WHAT YOU NEED TO DO
Reproduce precisely the lines of the material below from the line containing "Transcribe this image's" up to and including its last line. Pictures must not be copied.

GIVEN ENTRIES
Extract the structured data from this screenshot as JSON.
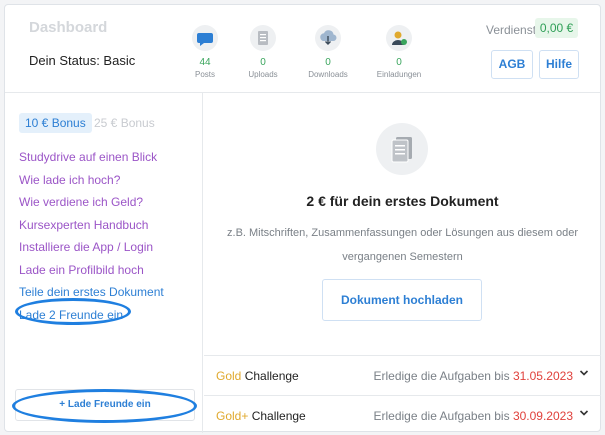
{
  "header": {
    "title": "Dashboard",
    "status": "Dein Status: Basic",
    "stats": [
      {
        "icon": "chat-bubble-icon",
        "value": "44",
        "label": "Posts"
      },
      {
        "icon": "document-icon",
        "value": "0",
        "label": "Uploads"
      },
      {
        "icon": "cloud-download-icon",
        "value": "0",
        "label": "Downloads"
      },
      {
        "icon": "user-add-icon",
        "value": "0",
        "label": "Einladungen"
      }
    ],
    "earnings_label": "Verdienst:",
    "earnings_value": "0,00 €",
    "agb_label": "AGB",
    "help_label": "Hilfe"
  },
  "sidebar": {
    "bonus_tabs": [
      "10 € Bonus",
      "25 € Bonus"
    ],
    "tasks": [
      {
        "label": "Studydrive auf einen Blick",
        "done": true
      },
      {
        "label": "Wie lade ich hoch?",
        "done": true
      },
      {
        "label": "Wie verdiene ich Geld?",
        "done": true
      },
      {
        "label": "Kursexperten Handbuch",
        "done": true
      },
      {
        "label": "Installiere die App / Login",
        "done": true
      },
      {
        "label": "Lade ein Profilbild hoch",
        "done": true
      },
      {
        "label": "Teile dein erstes Dokument",
        "done": false
      },
      {
        "label": "Lade 2 Freunde ein",
        "done": false
      }
    ],
    "invite_button": "+ Lade Freunde ein"
  },
  "main": {
    "title": "2 € für dein erstes Dokument",
    "description": "z.B. Mitschriften, Zusammenfassungen oder Lösungen aus diesem oder vergangenen Semestern",
    "upload_button": "Dokument hochladen",
    "challenges": [
      {
        "tier": "Gold",
        "suffix": " Challenge",
        "due_text": "Erledige die Aufgaben bis ",
        "date": "31.05.2023"
      },
      {
        "tier": "Gold+",
        "suffix": " Challenge",
        "due_text": "Erledige die Aufgaben bis ",
        "date": "30.09.2023"
      }
    ]
  },
  "colors": {
    "accent": "#2d7fd4",
    "done_task": "#9b55c7",
    "gold": "#e0a92e",
    "deadline": "#e0413c",
    "highlight_circle": "#1f7fe0"
  }
}
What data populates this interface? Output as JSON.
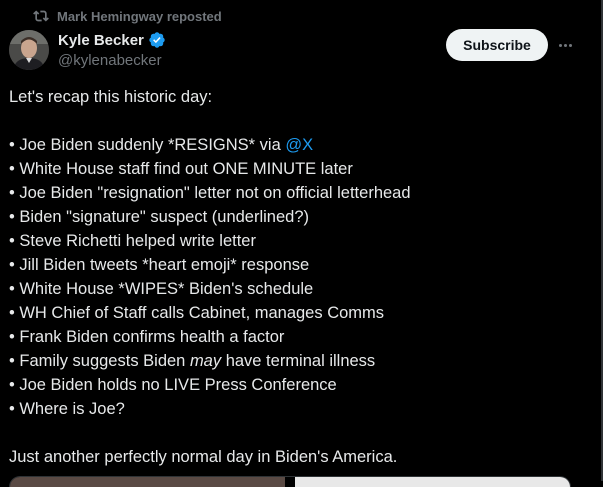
{
  "repost": {
    "text": "Mark Hemingway reposted",
    "icon": "repost-icon"
  },
  "author": {
    "display_name": "Kyle Becker",
    "handle": "@kylenabecker",
    "verified_color": "#1d9bf0"
  },
  "actions": {
    "subscribe_label": "Subscribe",
    "more_icon": "more-icon"
  },
  "tweet": {
    "intro": "Let's recap this historic day:",
    "bullet_1_text": "• Joe Biden suddenly *RESIGNS* via ",
    "bullet_1_mention": "@X",
    "bullet_2": "• White House staff find out ONE MINUTE later",
    "bullet_3": "• Joe Biden \"resignation\" letter not on official letterhead",
    "bullet_4": "• Biden \"signature\" suspect (underlined?)",
    "bullet_5": "• Steve Richetti helped write letter",
    "bullet_6": "• Jill Biden tweets *heart emoji* response",
    "bullet_7": "• White House *WIPES* Biden's schedule",
    "bullet_8": "• WH Chief of Staff calls Cabinet, manages Comms",
    "bullet_9": "• Frank Biden confirms health a factor",
    "bullet_10_pre": "• Family suggests Biden ",
    "bullet_10_italic": "may",
    "bullet_10_post": " have terminal illness",
    "bullet_11": "• Joe Biden holds no LIVE Press Conference",
    "bullet_12": "• Where is Joe?",
    "outro": "Just another perfectly normal day in Biden's America."
  },
  "colors": {
    "background": "#000000",
    "text": "#e7e9ea",
    "muted": "#71767b",
    "link": "#1d9bf0"
  }
}
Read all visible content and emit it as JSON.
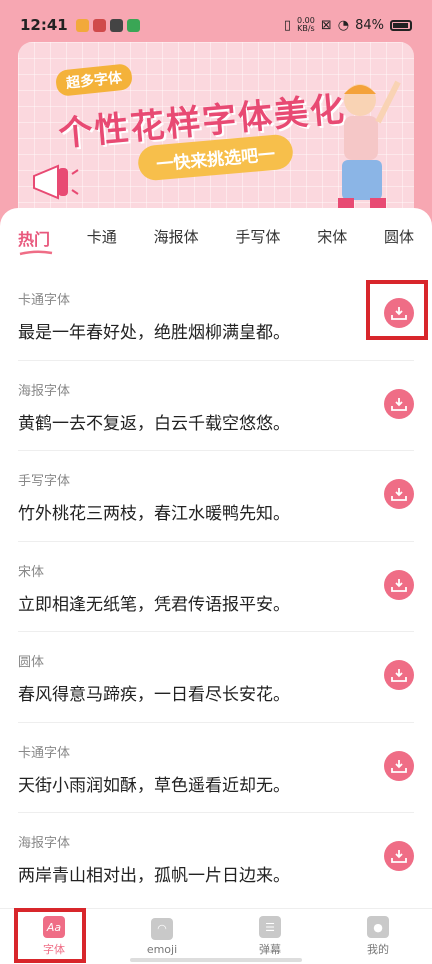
{
  "status": {
    "time": "12:41",
    "net_speed": "0.00\nKB/s",
    "battery": "84%"
  },
  "banner": {
    "tag": "超多字体",
    "title": "个性花样字体美化",
    "subtitle": "一快来挑选吧一"
  },
  "tabs": [
    "热门",
    "卡通",
    "海报体",
    "手写体",
    "宋体",
    "圆体"
  ],
  "items": [
    {
      "category": "卡通字体",
      "text": "最是一年春好处，绝胜烟柳满皇都。"
    },
    {
      "category": "海报字体",
      "text": "黄鹤一去不复返，白云千载空悠悠。"
    },
    {
      "category": "手写字体",
      "text": "竹外桃花三两枝，春江水暖鸭先知。"
    },
    {
      "category": "宋体",
      "text": "立即相逢无纸笔，凭君传语报平安。"
    },
    {
      "category": "圆体",
      "text": "春风得意马蹄疾，一日看尽长安花。"
    },
    {
      "category": "卡通字体",
      "text": "天街小雨润如酥，草色遥看近却无。"
    },
    {
      "category": "海报字体",
      "text": "两岸青山相对出，孤帆一片日边来。"
    }
  ],
  "nav": [
    {
      "label": "字体",
      "icon": "Aa"
    },
    {
      "label": "emoji",
      "icon": ""
    },
    {
      "label": "弹幕",
      "icon": ""
    },
    {
      "label": "我的",
      "icon": ""
    }
  ],
  "colors": {
    "accent": "#ef6d86",
    "highlight": "#d8262b",
    "banner_bg": "#fbd8de",
    "page_bg": "#f7a7b2"
  }
}
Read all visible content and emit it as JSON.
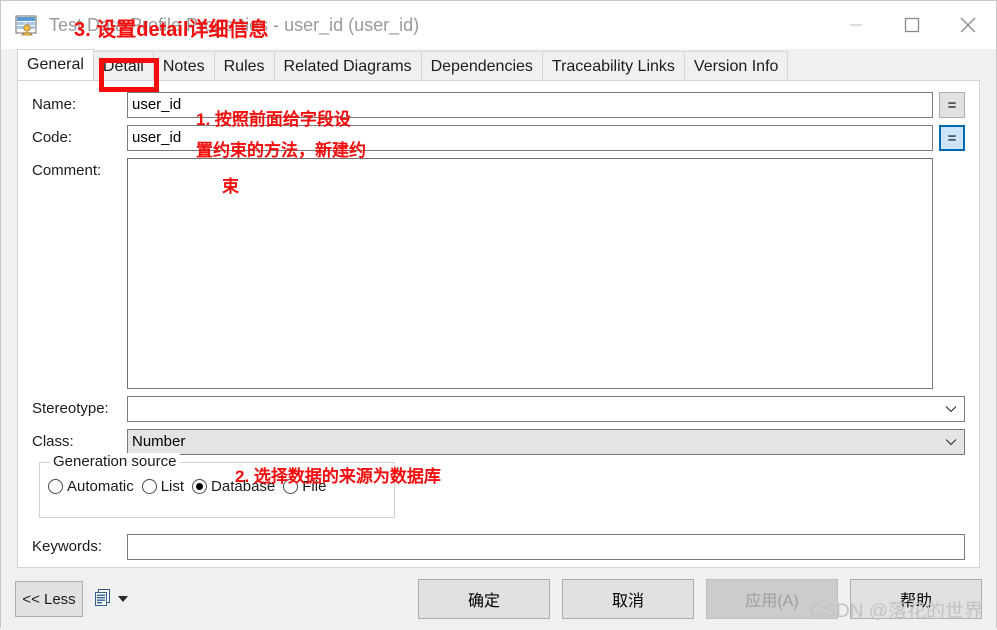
{
  "window": {
    "title": "Test Data Profile Properties - user_id (user_id)",
    "app_icon": "table-person-icon",
    "controls": {
      "minimize": "minimize-icon",
      "maximize": "maximize-icon",
      "close": "close-icon"
    }
  },
  "tabs": [
    {
      "label": "General",
      "active": true
    },
    {
      "label": "Detail",
      "active": false
    },
    {
      "label": "Notes",
      "active": false
    },
    {
      "label": "Rules",
      "active": false
    },
    {
      "label": "Related Diagrams",
      "active": false
    },
    {
      "label": "Dependencies",
      "active": false
    },
    {
      "label": "Traceability Links",
      "active": false
    },
    {
      "label": "Version Info",
      "active": false
    }
  ],
  "form": {
    "name": {
      "label": "Name:",
      "value": "user_id",
      "placeholder": ""
    },
    "code": {
      "label": "Code:",
      "value": "user_id",
      "placeholder": ""
    },
    "comment": {
      "label": "Comment:",
      "value": "",
      "placeholder": ""
    },
    "stereotype": {
      "label": "Stereotype:",
      "value": "",
      "placeholder": ""
    },
    "class": {
      "label": "Class:",
      "value": "Number",
      "placeholder": ""
    },
    "keywords": {
      "label": "Keywords:",
      "value": "",
      "placeholder": ""
    },
    "equals_button_label": "=",
    "generation_source": {
      "legend": "Generation source",
      "options": [
        {
          "label": "Automatic",
          "checked": false
        },
        {
          "label": "List",
          "checked": false
        },
        {
          "label": "Database",
          "checked": true
        },
        {
          "label": "File",
          "checked": false
        }
      ]
    }
  },
  "bottom_bar": {
    "less_label": "<< Less",
    "doc_icon": "document-list-icon",
    "dropdown_icon": "chevron-down-icon",
    "buttons": [
      {
        "label": "确定",
        "disabled": false
      },
      {
        "label": "取消",
        "disabled": false
      },
      {
        "label": "应用(A)",
        "disabled": true
      },
      {
        "label": "帮助",
        "disabled": false
      }
    ]
  },
  "annotations": {
    "step3": "3. 设置detail详细信息",
    "step1_line1": "1. 按照前面给字段设",
    "step1_line2": "置约束的方法，新建约",
    "step1_line3": "束",
    "step2": "2. 选择数据的来源为数据库"
  },
  "watermark": "CSDN @落花的世界",
  "colors": {
    "annotation_red": "#f40c0c",
    "focus_blue_border": "#0069b4",
    "focus_blue_fill": "#cce4f7",
    "window_bg": "#f0f0f0",
    "panel_white": "#ffffff",
    "disabled_grey": "#cccccc"
  }
}
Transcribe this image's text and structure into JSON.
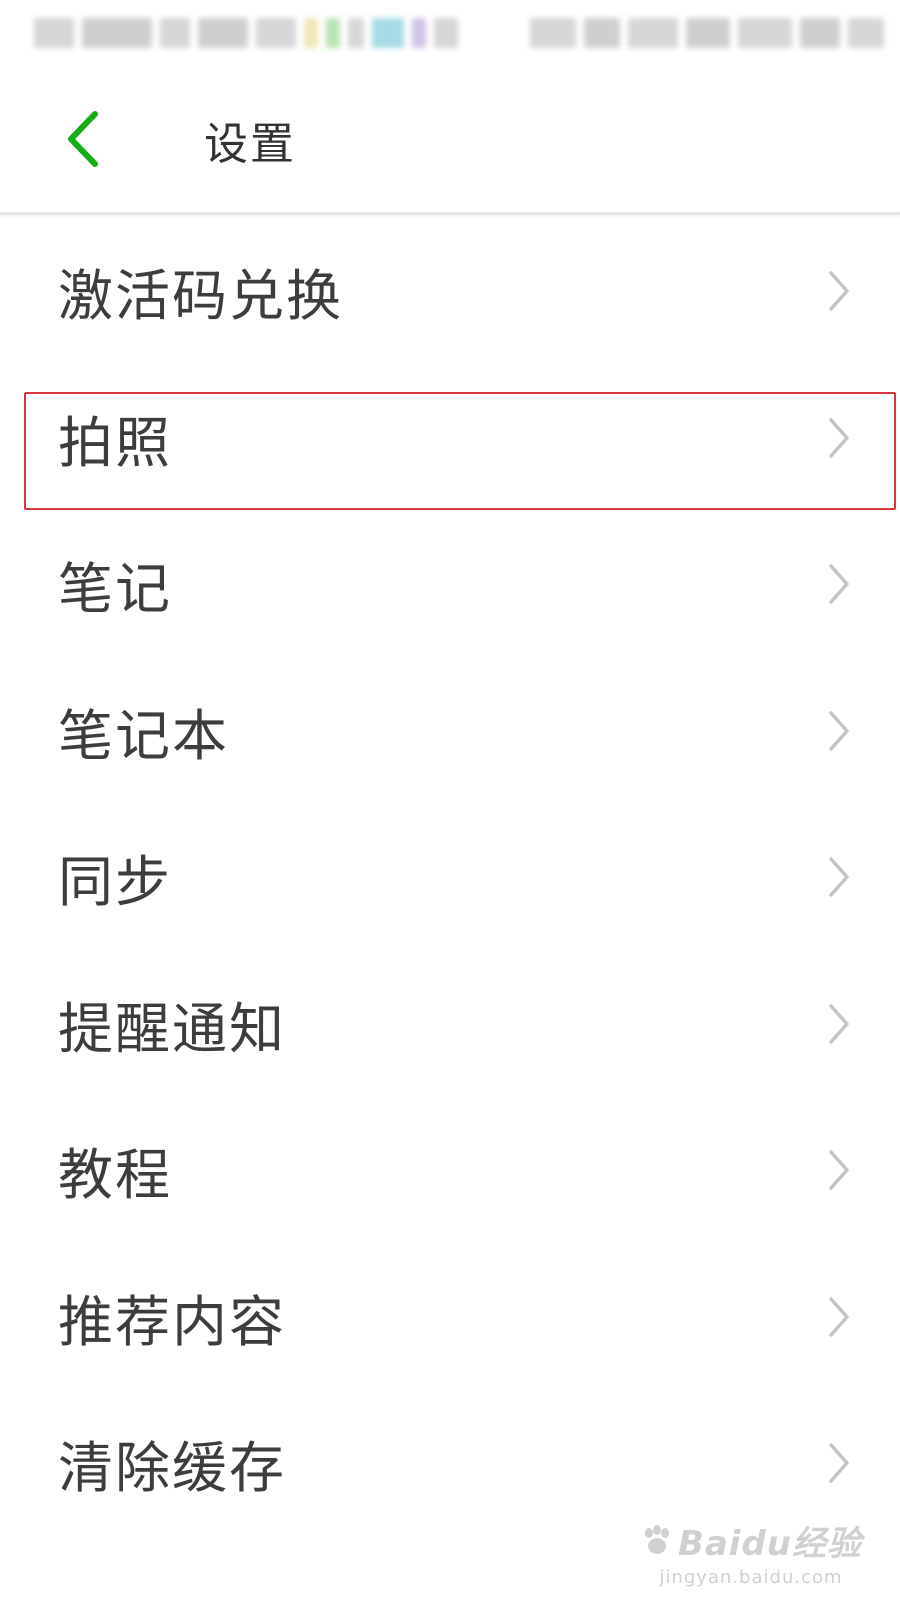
{
  "header": {
    "title": "设置",
    "back_icon": "chevron-left-icon",
    "accent_color": "#1aad19"
  },
  "settings_items": [
    {
      "label": "激活码兑换",
      "icon": "chevron-right-icon"
    },
    {
      "label": "拍照",
      "icon": "chevron-right-icon",
      "highlighted": true
    },
    {
      "label": "笔记",
      "icon": "chevron-right-icon"
    },
    {
      "label": "笔记本",
      "icon": "chevron-right-icon"
    },
    {
      "label": "同步",
      "icon": "chevron-right-icon"
    },
    {
      "label": "提醒通知",
      "icon": "chevron-right-icon"
    },
    {
      "label": "教程",
      "icon": "chevron-right-icon"
    },
    {
      "label": "推荐内容",
      "icon": "chevron-right-icon"
    },
    {
      "label": "清除缓存",
      "icon": "chevron-right-icon"
    }
  ],
  "highlight_color": "#d9363e",
  "watermark": {
    "brand": "Baidu经验",
    "url": "jingyan.baidu.com"
  }
}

RESPONSE TO THIS TASK
Transcribe this image's text and structure into JSON.
{
  "header": {
    "title": "设置",
    "back_icon": "chevron-left-icon",
    "accent_color": "#1aad19"
  },
  "settings_items": [
    {
      "label": "激活码兑换",
      "icon": "chevron-right-icon"
    },
    {
      "label": "拍照",
      "icon": "chevron-right-icon",
      "highlighted": true
    },
    {
      "label": "笔记",
      "icon": "chevron-right-icon"
    },
    {
      "label": "笔记本",
      "icon": "chevron-right-icon"
    },
    {
      "label": "同步",
      "icon": "chevron-right-icon"
    },
    {
      "label": "提醒通知",
      "icon": "chevron-right-icon"
    },
    {
      "label": "教程",
      "icon": "chevron-right-icon"
    },
    {
      "label": "推荐内容",
      "icon": "chevron-right-icon"
    },
    {
      "label": "清除缓存",
      "icon": "chevron-right-icon"
    }
  ],
  "highlight_color": "#d9363e",
  "watermark": {
    "brand": "Baidu经验",
    "url": "jingyan.baidu.com"
  }
}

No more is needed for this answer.